# [Exercise description]
Write out all of the entries exactly, please.
** BEGIN Exercise materials **
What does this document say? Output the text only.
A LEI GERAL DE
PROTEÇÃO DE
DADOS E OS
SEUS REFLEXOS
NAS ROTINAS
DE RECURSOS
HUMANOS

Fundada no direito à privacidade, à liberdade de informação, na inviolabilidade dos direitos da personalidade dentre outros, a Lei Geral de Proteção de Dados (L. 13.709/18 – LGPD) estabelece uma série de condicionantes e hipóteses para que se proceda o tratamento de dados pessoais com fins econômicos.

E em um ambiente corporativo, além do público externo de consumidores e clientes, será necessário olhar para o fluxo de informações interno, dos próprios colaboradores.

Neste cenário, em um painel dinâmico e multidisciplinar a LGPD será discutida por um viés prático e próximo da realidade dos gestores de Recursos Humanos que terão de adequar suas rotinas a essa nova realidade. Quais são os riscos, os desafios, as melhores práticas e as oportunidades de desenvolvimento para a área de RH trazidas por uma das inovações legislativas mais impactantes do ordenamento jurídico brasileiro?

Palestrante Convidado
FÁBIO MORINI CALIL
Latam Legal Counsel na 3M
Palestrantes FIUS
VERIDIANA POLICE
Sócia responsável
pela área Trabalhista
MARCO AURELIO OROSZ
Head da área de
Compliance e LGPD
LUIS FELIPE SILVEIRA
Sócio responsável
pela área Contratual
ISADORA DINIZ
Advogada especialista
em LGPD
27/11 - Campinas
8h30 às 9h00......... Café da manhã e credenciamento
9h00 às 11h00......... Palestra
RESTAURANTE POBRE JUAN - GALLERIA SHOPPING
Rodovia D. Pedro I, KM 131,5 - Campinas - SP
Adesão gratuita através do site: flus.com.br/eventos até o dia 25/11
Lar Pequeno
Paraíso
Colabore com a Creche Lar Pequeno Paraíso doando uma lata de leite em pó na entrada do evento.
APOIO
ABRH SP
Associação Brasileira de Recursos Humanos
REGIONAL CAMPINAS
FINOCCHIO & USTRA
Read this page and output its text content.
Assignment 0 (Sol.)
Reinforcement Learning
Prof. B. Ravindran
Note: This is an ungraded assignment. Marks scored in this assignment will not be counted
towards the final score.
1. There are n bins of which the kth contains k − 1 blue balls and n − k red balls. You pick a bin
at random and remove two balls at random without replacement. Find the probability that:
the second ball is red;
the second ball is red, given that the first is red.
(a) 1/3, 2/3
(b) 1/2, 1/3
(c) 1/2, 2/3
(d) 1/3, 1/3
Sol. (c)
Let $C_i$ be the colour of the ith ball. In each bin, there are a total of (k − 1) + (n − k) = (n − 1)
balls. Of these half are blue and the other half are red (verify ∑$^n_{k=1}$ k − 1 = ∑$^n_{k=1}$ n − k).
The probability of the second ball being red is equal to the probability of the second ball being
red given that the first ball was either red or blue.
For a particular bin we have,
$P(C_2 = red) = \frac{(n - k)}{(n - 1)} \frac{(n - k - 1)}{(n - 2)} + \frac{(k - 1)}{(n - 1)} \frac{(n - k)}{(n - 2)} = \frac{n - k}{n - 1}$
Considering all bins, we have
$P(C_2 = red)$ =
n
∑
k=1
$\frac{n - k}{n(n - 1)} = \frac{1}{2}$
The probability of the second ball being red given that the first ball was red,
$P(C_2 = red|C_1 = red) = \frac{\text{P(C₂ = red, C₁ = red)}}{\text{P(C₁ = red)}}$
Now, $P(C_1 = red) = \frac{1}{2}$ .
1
** END Exercise materials **
# [The reply]
What does this document say? Output the text only.
A LEI GERAL DE
PROTEÇÃO DE
DADOS E OS
SEUS REFLEXOS
NAS ROTINAS
DE RECURSOS
HUMANOS

Fundada no direito à privacidade, à liberdade de informação, na inviolabilidade dos direitos da personalidade dentre outros, a Lei Geral de Proteção de Dados (L. 13.709/18 – LGPD) estabelece uma série de condicionantes e hipóteses para que se proceda o tratamento de dados pessoais com fins econômicos.

E em um ambiente corporativo, além do público externo de consumidores e clientes, será necessário olhar para o fluxo de informações interno, dos próprios colaboradores.

Neste cenário, em um painel dinâmico e multidisciplinar a LGPD será discutida por um viés prático e próximo da realidade dos gestores de Recursos Humanos que terão de adequar suas rotinas a essa nova realidade. Quais são os riscos, os desafios, as melhores práticas e as oportunidades de desenvolvimento para a área de RH trazidas por uma das inovações legislativas mais impactantes do ordenamento jurídico brasileiro?

Palestrante Convidado
FÁBIO MORINI CALIL
Latam Legal Counsel na 3M
Palestrantes FIUS
VERIDIANA POLICE
Sócia responsável
pela área Trabalhista
MARCO AURELIO OROSZ
Head da área de
Compliance e LGPD
LUIS FELIPE SILVEIRA
Sócio responsável
pela área Contratual
ISADORA DINIZ
Advogada especialista
em LGPD
27/11 - Campinas
8h30 às 9h00......... Café da manhã e credenciamento
9h00 às 11h00......... Palestra
RESTAURANTE POBRE JUAN - GALLERIA SHOPPING
Rodovia D. Pedro I, KM 131,5 - Campinas - SP
Adesão gratuita através do site: flus.com.br/eventos até o dia 25/11
Lar Pequeno
Paraíso
Colabore com a Creche Lar Pequeno Paraíso doando uma lata de leite em pó na entrada do evento.
APOIO
ABRH SP
Associação Brasileira de Recursos Humanos
REGIONAL CAMPINAS
FINOCCHIO & USTRA
Read this page and output its text content.
Assignment 0 (Sol.)
Reinforcement Learning
Prof. B. Ravindran
Note: This is an ungraded assignment. Marks scored in this assignment will not be counted
towards the final score.
1. There are n bins of which the kth contains k − 1 blue balls and n − k red balls. You pick a bin
at random and remove two balls at random without replacement. Find the probability that:
the second ball is red;
the second ball is red, given that the first is red.
(a) 1/3, 2/3
(b) 1/2, 1/3
(c) 1/2, 2/3
(d) 1/3, 1/3
Sol. (c)
Let $C_i$ be the colour of the ith ball. In each bin, there are a total of (k − 1) + (n − k) = (n − 1)
balls. Of these half are blue and the other half are red (verify ∑$^n_{k=1}$ k − 1 = ∑$^n_{k=1}$ n − k).
The probability of the second ball being red is equal to the probability of the second ball being
red given that the first ball was either red or blue.
For a particular bin we have,
$P(C_2 = red) = \frac{(n - k)}{(n - 1)} \frac{(n - k - 1)}{(n - 2)} + \frac{(k - 1)}{(n - 1)} \frac{(n - k)}{(n - 2)} = \frac{n - k}{n - 1}$
Considering all bins, we have
$P(C_2 = red)$ =
n
∑
k=1
$\frac{n - k}{n(n - 1)} = \frac{1}{2}$
The probability of the second ball being red given that the first ball was red,
$P(C_2 = red|C_1 = red) = \frac{\text{P(C₂ = red, C₁ = red)}}{\text{P(C₁ = red)}}$
Now, $P(C_1 = red) = \frac{1}{2}$ .
1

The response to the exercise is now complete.